• Entries shown
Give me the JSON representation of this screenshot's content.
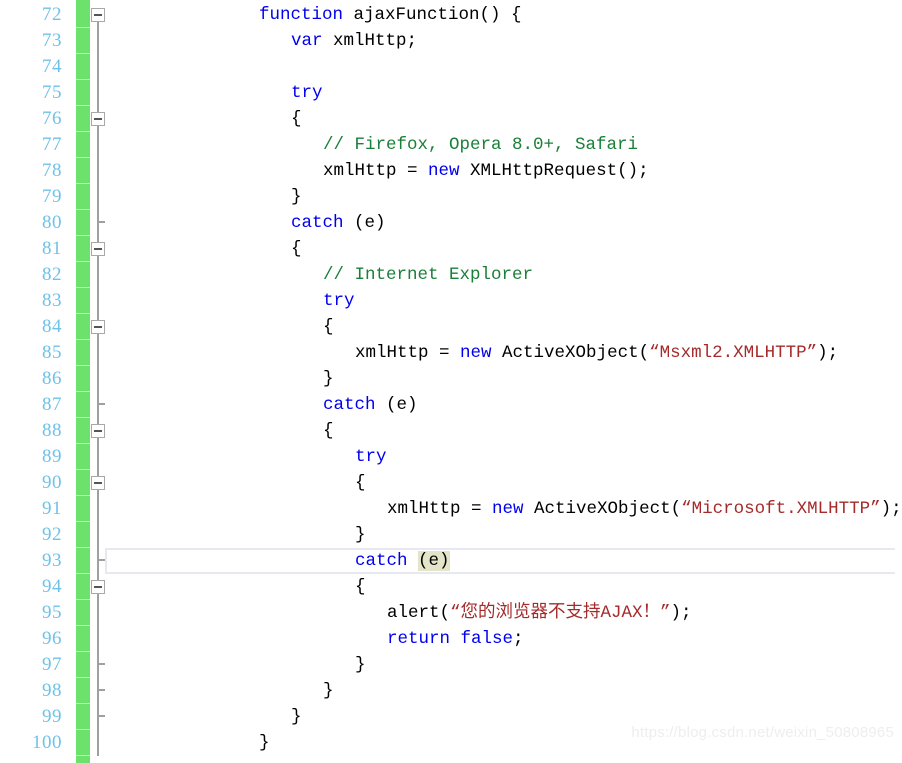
{
  "editor": {
    "first_line": 72,
    "last_line": 100,
    "line_height": 26,
    "active_line": 93,
    "colors": {
      "background": "#ffffff",
      "line_number": "#6fc2e8",
      "keyword": "#0000ee",
      "comment": "#1a7f37",
      "string": "#a52a2a",
      "text": "#000000",
      "change_bar": "#6ce26c",
      "fold_marker": "#a0a0a0",
      "active_line_border": "#e6e8f2",
      "bracket_match_bg": "#e4e4c8",
      "watermark": "#eeeeee"
    },
    "language": "javascript"
  },
  "watermark": {
    "text": "https://blog.csdn.net/weixin_50808965"
  },
  "lines": [
    {
      "n": 72,
      "indent": 3,
      "fold": "minus",
      "tokens": [
        {
          "t": "function",
          "c": "kw"
        },
        {
          "t": " ajaxFunction() {",
          "c": "plain"
        }
      ]
    },
    {
      "n": 73,
      "indent": 4,
      "fold": "line",
      "tokens": [
        {
          "t": "var",
          "c": "kw"
        },
        {
          "t": " xmlHttp;",
          "c": "plain"
        }
      ]
    },
    {
      "n": 74,
      "indent": 0,
      "fold": "line",
      "tokens": []
    },
    {
      "n": 75,
      "indent": 4,
      "fold": "line",
      "tokens": [
        {
          "t": "try",
          "c": "kw"
        }
      ]
    },
    {
      "n": 76,
      "indent": 4,
      "fold": "minus",
      "tokens": [
        {
          "t": "{",
          "c": "plain"
        }
      ]
    },
    {
      "n": 77,
      "indent": 5,
      "fold": "line",
      "tokens": [
        {
          "t": "// Firefox, Opera 8.0+, Safari",
          "c": "cmt"
        }
      ]
    },
    {
      "n": 78,
      "indent": 5,
      "fold": "line",
      "tokens": [
        {
          "t": "xmlHttp = ",
          "c": "plain"
        },
        {
          "t": "new",
          "c": "kw"
        },
        {
          "t": " XMLHttpRequest();",
          "c": "plain"
        }
      ]
    },
    {
      "n": 79,
      "indent": 4,
      "fold": "line",
      "tokens": [
        {
          "t": "}",
          "c": "plain"
        }
      ]
    },
    {
      "n": 80,
      "indent": 4,
      "fold": "tick",
      "tokens": [
        {
          "t": "catch",
          "c": "kw"
        },
        {
          "t": " (e)",
          "c": "plain"
        }
      ]
    },
    {
      "n": 81,
      "indent": 4,
      "fold": "minus",
      "tokens": [
        {
          "t": "{",
          "c": "plain"
        }
      ]
    },
    {
      "n": 82,
      "indent": 5,
      "fold": "line",
      "tokens": [
        {
          "t": "// Internet Explorer",
          "c": "cmt"
        }
      ]
    },
    {
      "n": 83,
      "indent": 5,
      "fold": "line",
      "tokens": [
        {
          "t": "try",
          "c": "kw"
        }
      ]
    },
    {
      "n": 84,
      "indent": 5,
      "fold": "minus",
      "tokens": [
        {
          "t": "{",
          "c": "plain"
        }
      ]
    },
    {
      "n": 85,
      "indent": 6,
      "fold": "line",
      "tokens": [
        {
          "t": "xmlHttp = ",
          "c": "plain"
        },
        {
          "t": "new",
          "c": "kw"
        },
        {
          "t": " ActiveXObject(",
          "c": "plain"
        },
        {
          "t": "“Msxml2.XMLHTTP”",
          "c": "str"
        },
        {
          "t": ");",
          "c": "plain"
        }
      ]
    },
    {
      "n": 86,
      "indent": 5,
      "fold": "line",
      "tokens": [
        {
          "t": "}",
          "c": "plain"
        }
      ]
    },
    {
      "n": 87,
      "indent": 5,
      "fold": "tick",
      "tokens": [
        {
          "t": "catch",
          "c": "kw"
        },
        {
          "t": " (e)",
          "c": "plain"
        }
      ]
    },
    {
      "n": 88,
      "indent": 5,
      "fold": "minus",
      "tokens": [
        {
          "t": "{",
          "c": "plain"
        }
      ]
    },
    {
      "n": 89,
      "indent": 6,
      "fold": "line",
      "tokens": [
        {
          "t": "try",
          "c": "kw"
        }
      ]
    },
    {
      "n": 90,
      "indent": 6,
      "fold": "minus",
      "tokens": [
        {
          "t": "{",
          "c": "plain"
        }
      ]
    },
    {
      "n": 91,
      "indent": 7,
      "fold": "line",
      "tokens": [
        {
          "t": "xmlHttp = ",
          "c": "plain"
        },
        {
          "t": "new",
          "c": "kw"
        },
        {
          "t": " ActiveXObject(",
          "c": "plain"
        },
        {
          "t": "“Microsoft.XMLHTTP”",
          "c": "str"
        },
        {
          "t": ");",
          "c": "plain"
        }
      ]
    },
    {
      "n": 92,
      "indent": 6,
      "fold": "line",
      "tokens": [
        {
          "t": "}",
          "c": "plain"
        }
      ]
    },
    {
      "n": 93,
      "indent": 6,
      "fold": "tick",
      "active": true,
      "tokens": [
        {
          "t": "catch",
          "c": "kw"
        },
        {
          "t": " ",
          "c": "plain"
        },
        {
          "t": "(e)",
          "c": "match-br"
        }
      ]
    },
    {
      "n": 94,
      "indent": 6,
      "fold": "minus",
      "tokens": [
        {
          "t": "{",
          "c": "plain"
        }
      ]
    },
    {
      "n": 95,
      "indent": 7,
      "fold": "line",
      "tokens": [
        {
          "t": "alert(",
          "c": "plain"
        },
        {
          "t": "“您的浏览器不支持AJAX！”",
          "c": "str"
        },
        {
          "t": ");",
          "c": "plain"
        }
      ]
    },
    {
      "n": 96,
      "indent": 7,
      "fold": "line",
      "tokens": [
        {
          "t": "return",
          "c": "kw"
        },
        {
          "t": " ",
          "c": "plain"
        },
        {
          "t": "false",
          "c": "kw"
        },
        {
          "t": ";",
          "c": "plain"
        }
      ]
    },
    {
      "n": 97,
      "indent": 6,
      "fold": "tick",
      "tokens": [
        {
          "t": "}",
          "c": "plain"
        }
      ]
    },
    {
      "n": 98,
      "indent": 5,
      "fold": "tick",
      "tokens": [
        {
          "t": "}",
          "c": "plain"
        }
      ]
    },
    {
      "n": 99,
      "indent": 4,
      "fold": "tick",
      "tokens": [
        {
          "t": "}",
          "c": "plain"
        }
      ]
    },
    {
      "n": 100,
      "indent": 3,
      "fold": "line",
      "tokens": [
        {
          "t": "}",
          "c": "plain"
        }
      ]
    }
  ]
}
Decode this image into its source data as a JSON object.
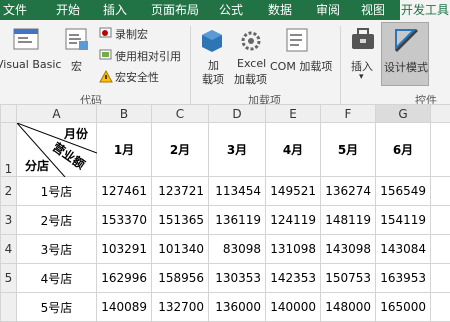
{
  "tabs": [
    "文件",
    "开始",
    "插入",
    "页面布局",
    "公式",
    "数据",
    "审阅",
    "视图",
    "开发工具"
  ],
  "ribbon": {
    "code": {
      "visual_basic": "Visual Basic",
      "macro": "宏",
      "record_macro": "录制宏",
      "relative_ref": "使用相对引用",
      "macro_security": "宏安全性",
      "group": "代码"
    },
    "addins": {
      "addin_line1": "加",
      "addin_line2": "载项",
      "excel_line1": "Excel",
      "excel_line2": "加载项",
      "com": "COM 加载项",
      "group": "加载项"
    },
    "controls": {
      "insert": "插入",
      "design_mode": "设计模式",
      "group": "控件"
    }
  },
  "sheet": {
    "columns": [
      "A",
      "B",
      "C",
      "D",
      "E",
      "F",
      "G"
    ],
    "rows": [
      "1",
      "2",
      "3",
      "4",
      "5"
    ],
    "header": {
      "month": "月份",
      "amount": "营业额",
      "store": "分店",
      "months": [
        "1月",
        "2月",
        "3月",
        "4月",
        "5月",
        "6月"
      ]
    },
    "data": [
      {
        "store": "1号店",
        "values": [
          "127461",
          "123721",
          "113454",
          "149521",
          "136274",
          "156549"
        ]
      },
      {
        "store": "2号店",
        "values": [
          "153370",
          "151365",
          "136119",
          "124119",
          "148119",
          "154119"
        ]
      },
      {
        "store": "3号店",
        "values": [
          "103291",
          "101340",
          "83098",
          "131098",
          "143098",
          "143084"
        ]
      },
      {
        "store": "4号店",
        "values": [
          "162996",
          "158956",
          "130353",
          "142353",
          "150753",
          "163953"
        ]
      }
    ],
    "partial_row": {
      "store": "5号店",
      "values": [
        "140089",
        "132700",
        "136000",
        "140000",
        "148000",
        "165000"
      ]
    }
  }
}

• Short problem
Copy out each line of the records that holds the string "text".

• Finished answer
      "text": "#000000",
    "text": "https://blog.csdn.net/weixin_50808965"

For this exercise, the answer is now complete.